▸ **Provided data**
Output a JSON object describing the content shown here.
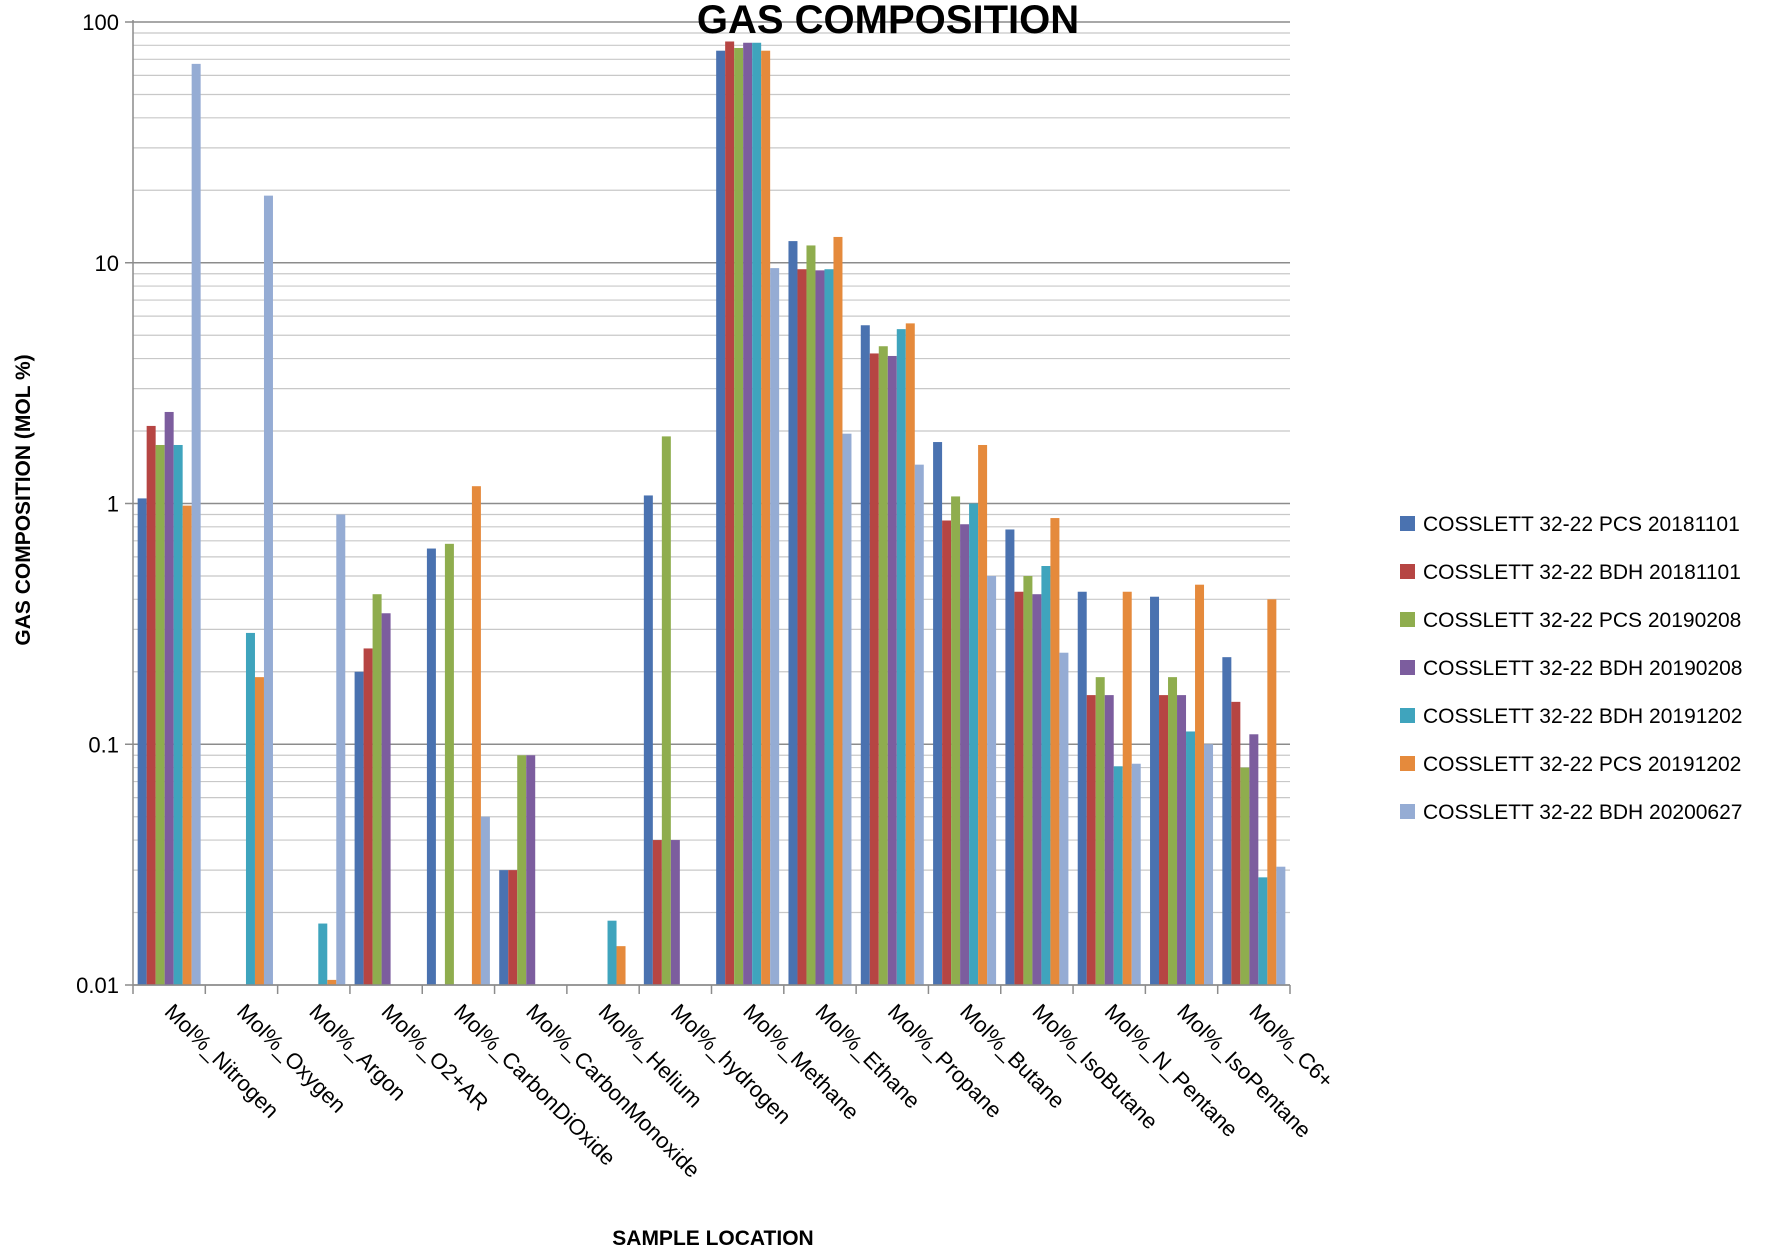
{
  "chart_data": {
    "type": "bar",
    "title": "GAS COMPOSITION",
    "xlabel": "SAMPLE LOCATION",
    "ylabel": "GAS COMPOSITION (MOL %)",
    "yscale": "log",
    "ylim": [
      0.01,
      100
    ],
    "ytick_labels": [
      "100",
      "10",
      "1",
      "0.1",
      "0.01"
    ],
    "grid": "horizontal major and minor",
    "legend_position": "right",
    "categories": [
      "Mol%_Nitrogen",
      "Mol%_Oxygen",
      "Mol%_Argon",
      "Mol%_O2+AR",
      "Mol%_CarbonDiOxide",
      "Mol%_CarbonMonoxide",
      "Mol%_Helium",
      "Mol%_hydrogen",
      "Mol%_Methane",
      "Mol%_Ethane",
      "Mol%_Propane",
      "Mol%_Butane",
      "Mol%_IsoButane",
      "Mol%_N_Pentane",
      "Mol%_IsoPentane",
      "Mol%_C6+"
    ],
    "series": [
      {
        "name": "COSSLETT 32-22 PCS 20181101",
        "color": "#4a72b0",
        "values": [
          1.05,
          null,
          null,
          0.2,
          0.65,
          0.03,
          null,
          1.08,
          76,
          12.3,
          5.5,
          1.8,
          0.78,
          0.43,
          0.41,
          0.23
        ]
      },
      {
        "name": "COSSLETT 32-22 BDH 20181101",
        "color": "#b64543",
        "values": [
          2.1,
          null,
          null,
          0.25,
          null,
          0.03,
          null,
          0.04,
          83,
          9.4,
          4.2,
          0.85,
          0.43,
          0.16,
          0.16,
          0.15
        ]
      },
      {
        "name": "COSSLETT 32-22 PCS 20190208",
        "color": "#8fad4e",
        "values": [
          1.75,
          null,
          null,
          0.42,
          0.68,
          0.09,
          null,
          1.9,
          78,
          11.8,
          4.5,
          1.07,
          0.5,
          0.19,
          0.19,
          0.08
        ]
      },
      {
        "name": "COSSLETT 32-22 BDH 20190208",
        "color": "#7c5d9e",
        "values": [
          2.4,
          null,
          null,
          0.35,
          null,
          0.09,
          null,
          0.04,
          82,
          9.3,
          4.1,
          0.82,
          0.42,
          0.16,
          0.16,
          0.11
        ]
      },
      {
        "name": "COSSLETT 32-22 BDH 20191202",
        "color": "#3fa4bd",
        "values": [
          1.75,
          0.29,
          0.018,
          null,
          null,
          null,
          0.0185,
          null,
          82,
          9.4,
          5.3,
          1.0,
          0.55,
          0.081,
          0.113,
          0.028
        ]
      },
      {
        "name": "COSSLETT 32-22 PCS 20191202",
        "color": "#e58a3c",
        "values": [
          0.98,
          0.19,
          0.0105,
          null,
          1.18,
          null,
          0.0145,
          null,
          76,
          12.8,
          5.6,
          1.75,
          0.87,
          0.43,
          0.46,
          0.4
        ]
      },
      {
        "name": "COSSLETT 32-22 BDH 20200627",
        "color": "#95acd4",
        "values": [
          67,
          19,
          0.9,
          null,
          0.05,
          null,
          null,
          null,
          9.5,
          1.95,
          1.45,
          0.5,
          0.24,
          0.083,
          0.1,
          0.031
        ]
      }
    ]
  }
}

▸ **Aim of the task**
Go through the records and pull out each line that includes the word "name".

▸ **Solved problem**
        "name": "COSSLETT 32-22 PCS 20181101",
        "name": "COSSLETT 32-22 BDH 20181101",
        "name": "COSSLETT 32-22 PCS 20190208",
        "name": "COSSLETT 32-22 BDH 20190208",
        "name": "COSSLETT 32-22 BDH 20191202",
        "name": "COSSLETT 32-22 PCS 20191202",
        "name": "COSSLETT 32-22 BDH 20200627",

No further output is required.